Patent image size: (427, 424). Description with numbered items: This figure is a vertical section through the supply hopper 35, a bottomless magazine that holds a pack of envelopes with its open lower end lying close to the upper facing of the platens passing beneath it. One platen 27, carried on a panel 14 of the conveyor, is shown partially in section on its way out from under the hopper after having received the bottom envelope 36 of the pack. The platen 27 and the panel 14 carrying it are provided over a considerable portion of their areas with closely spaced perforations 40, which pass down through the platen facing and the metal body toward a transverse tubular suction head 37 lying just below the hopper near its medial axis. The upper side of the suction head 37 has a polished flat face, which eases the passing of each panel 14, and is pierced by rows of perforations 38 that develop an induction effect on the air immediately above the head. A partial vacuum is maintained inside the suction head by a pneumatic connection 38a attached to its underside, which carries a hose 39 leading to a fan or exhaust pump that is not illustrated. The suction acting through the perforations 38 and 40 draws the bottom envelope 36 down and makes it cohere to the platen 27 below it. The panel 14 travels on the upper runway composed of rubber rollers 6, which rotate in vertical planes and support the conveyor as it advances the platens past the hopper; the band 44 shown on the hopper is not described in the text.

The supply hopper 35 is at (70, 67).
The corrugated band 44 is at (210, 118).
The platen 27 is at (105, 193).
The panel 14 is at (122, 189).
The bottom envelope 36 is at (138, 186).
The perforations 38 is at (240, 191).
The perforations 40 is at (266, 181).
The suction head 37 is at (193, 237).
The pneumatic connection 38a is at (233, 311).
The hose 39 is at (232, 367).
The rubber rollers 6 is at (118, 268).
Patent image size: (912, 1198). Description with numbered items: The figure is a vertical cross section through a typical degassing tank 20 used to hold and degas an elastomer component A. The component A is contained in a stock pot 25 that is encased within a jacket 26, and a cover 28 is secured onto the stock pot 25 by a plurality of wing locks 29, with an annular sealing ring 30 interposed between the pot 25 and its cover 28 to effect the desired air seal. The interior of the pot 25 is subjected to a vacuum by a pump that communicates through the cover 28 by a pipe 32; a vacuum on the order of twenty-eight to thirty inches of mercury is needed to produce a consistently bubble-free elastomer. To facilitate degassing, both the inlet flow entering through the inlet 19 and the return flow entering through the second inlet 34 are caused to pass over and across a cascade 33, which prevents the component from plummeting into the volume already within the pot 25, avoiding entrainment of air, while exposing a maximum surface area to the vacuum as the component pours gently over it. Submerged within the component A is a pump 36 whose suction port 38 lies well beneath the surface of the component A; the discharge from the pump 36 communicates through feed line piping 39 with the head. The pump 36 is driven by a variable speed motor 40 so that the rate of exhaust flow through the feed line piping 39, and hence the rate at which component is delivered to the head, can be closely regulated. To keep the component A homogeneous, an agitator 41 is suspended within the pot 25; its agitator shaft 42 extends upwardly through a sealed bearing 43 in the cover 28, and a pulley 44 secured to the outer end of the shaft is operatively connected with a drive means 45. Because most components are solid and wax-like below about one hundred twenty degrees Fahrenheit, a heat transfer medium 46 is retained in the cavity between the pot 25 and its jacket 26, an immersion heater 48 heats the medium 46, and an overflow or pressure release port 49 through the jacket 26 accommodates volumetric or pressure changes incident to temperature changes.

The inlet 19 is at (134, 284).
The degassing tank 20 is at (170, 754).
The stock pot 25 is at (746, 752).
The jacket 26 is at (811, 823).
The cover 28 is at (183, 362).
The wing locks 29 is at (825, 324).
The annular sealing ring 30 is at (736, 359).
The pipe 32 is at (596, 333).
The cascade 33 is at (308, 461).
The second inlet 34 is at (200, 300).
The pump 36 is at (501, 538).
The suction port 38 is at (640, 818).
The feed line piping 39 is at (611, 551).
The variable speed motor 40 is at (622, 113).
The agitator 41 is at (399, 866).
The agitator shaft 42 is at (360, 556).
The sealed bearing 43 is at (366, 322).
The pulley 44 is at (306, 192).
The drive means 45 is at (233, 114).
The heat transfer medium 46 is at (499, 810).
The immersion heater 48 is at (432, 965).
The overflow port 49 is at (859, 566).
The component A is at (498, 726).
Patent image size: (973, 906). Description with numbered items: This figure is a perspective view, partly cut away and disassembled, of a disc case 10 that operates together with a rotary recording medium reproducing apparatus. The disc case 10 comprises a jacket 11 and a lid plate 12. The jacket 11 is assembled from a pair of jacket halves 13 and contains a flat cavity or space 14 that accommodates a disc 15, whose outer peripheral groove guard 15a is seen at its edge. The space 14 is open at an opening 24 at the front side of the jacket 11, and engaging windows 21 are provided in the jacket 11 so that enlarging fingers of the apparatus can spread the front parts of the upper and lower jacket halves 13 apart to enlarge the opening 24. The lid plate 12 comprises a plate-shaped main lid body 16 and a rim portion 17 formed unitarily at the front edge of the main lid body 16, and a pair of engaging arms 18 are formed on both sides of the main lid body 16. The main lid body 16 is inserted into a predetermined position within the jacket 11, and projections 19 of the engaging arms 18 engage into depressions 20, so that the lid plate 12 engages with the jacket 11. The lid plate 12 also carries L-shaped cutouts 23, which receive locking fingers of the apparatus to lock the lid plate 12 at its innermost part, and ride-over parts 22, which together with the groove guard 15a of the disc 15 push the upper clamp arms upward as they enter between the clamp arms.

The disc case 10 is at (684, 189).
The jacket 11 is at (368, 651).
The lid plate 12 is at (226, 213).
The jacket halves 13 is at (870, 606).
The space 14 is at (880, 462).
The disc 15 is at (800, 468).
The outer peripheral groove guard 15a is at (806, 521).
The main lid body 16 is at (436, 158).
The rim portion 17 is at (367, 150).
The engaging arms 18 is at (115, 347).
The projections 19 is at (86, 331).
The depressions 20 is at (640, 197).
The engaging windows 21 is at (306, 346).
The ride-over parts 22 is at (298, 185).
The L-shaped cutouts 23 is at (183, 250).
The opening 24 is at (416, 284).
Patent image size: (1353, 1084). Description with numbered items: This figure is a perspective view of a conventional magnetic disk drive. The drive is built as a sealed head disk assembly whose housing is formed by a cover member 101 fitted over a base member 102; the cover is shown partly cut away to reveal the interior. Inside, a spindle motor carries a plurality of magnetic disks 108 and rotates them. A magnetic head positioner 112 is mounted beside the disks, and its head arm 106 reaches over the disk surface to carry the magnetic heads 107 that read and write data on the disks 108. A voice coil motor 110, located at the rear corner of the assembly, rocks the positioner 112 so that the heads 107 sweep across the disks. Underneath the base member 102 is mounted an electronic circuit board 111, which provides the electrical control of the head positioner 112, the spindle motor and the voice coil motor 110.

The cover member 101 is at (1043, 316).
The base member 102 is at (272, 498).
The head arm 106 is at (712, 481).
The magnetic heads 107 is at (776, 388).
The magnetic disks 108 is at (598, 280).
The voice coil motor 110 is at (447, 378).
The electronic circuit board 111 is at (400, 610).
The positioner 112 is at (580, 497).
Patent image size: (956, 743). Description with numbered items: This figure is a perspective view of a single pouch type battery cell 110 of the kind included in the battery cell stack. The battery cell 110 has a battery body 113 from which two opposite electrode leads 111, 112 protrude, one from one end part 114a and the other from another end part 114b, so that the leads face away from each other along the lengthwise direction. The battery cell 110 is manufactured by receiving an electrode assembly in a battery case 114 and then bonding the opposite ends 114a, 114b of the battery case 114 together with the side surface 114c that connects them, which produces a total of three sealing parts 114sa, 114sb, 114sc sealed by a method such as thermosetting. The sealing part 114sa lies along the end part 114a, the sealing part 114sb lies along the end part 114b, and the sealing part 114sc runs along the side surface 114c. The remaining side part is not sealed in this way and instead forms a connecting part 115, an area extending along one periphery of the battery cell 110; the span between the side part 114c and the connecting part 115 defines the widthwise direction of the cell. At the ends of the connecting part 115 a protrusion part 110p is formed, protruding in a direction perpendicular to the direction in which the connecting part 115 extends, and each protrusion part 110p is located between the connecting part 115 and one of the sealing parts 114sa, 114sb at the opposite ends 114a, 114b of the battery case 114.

- **JOB**
Format the records, from the start through the line that contains "The perforations 40 is at (266, 181).", as a Markdown table with the columns Row and Text, where Row numbers each line. Leave out blank lines.

- **RESPONSE BELOW**
| Row | Text |
|---|---|
| 1 | Patent image size: (427, 424). Description with numbered items: This figure is a vertical section through the supply hopper 35, a bottomless magazine that holds a pack of envelopes with its open lower end lying close to the upper facing of the platens passing beneath it. One platen 27, carried on a panel 14 of the conveyor, is shown partially in section on its way out from under the hopper after having received the bottom envelope 36 of the pack. The platen 27 and the panel 14 carrying it are provided over a considerable portion of their areas with closely spaced perforations 40, which pass down through the platen facing and the metal body toward a transverse tubular suction head 37 lying just below the hopper near its medial axis. The upper side of the suction head 37 has a polished flat face, which eases the passing of each panel 14, and is pierced by rows of perforations 38 that develop an induction effect on the air immediately above the head. A partial vacuum is maintained inside the suction head by a pneumatic connection 38a attached to its underside, which carries a hose 39 leading to a fan or exhaust pump that is not illustrated. The suction acting through the perforations 38 and 40 draws the bottom envelope 36 down and makes it cohere to the platen 27 below it. The panel 14 travels on the upper runway composed of rubber rollers 6, which rotate in vertical planes and support the conveyor as it advances the platens past the hopper; the band 44 shown on the hopper is not described in the text. |
| 2 | The supply hopper 35 is at (70, 67). |
| 3 | The corrugated band 44 is at (210, 118). |
| 4 | The platen 27 is at (105, 193). |
| 5 | The panel 14 is at (122, 189). |
| 6 | The bottom envelope 36 is at (138, 186). |
| 7 | The perforations 38 is at (240, 191). |
| 8 | The perforations 40 is at (266, 181). |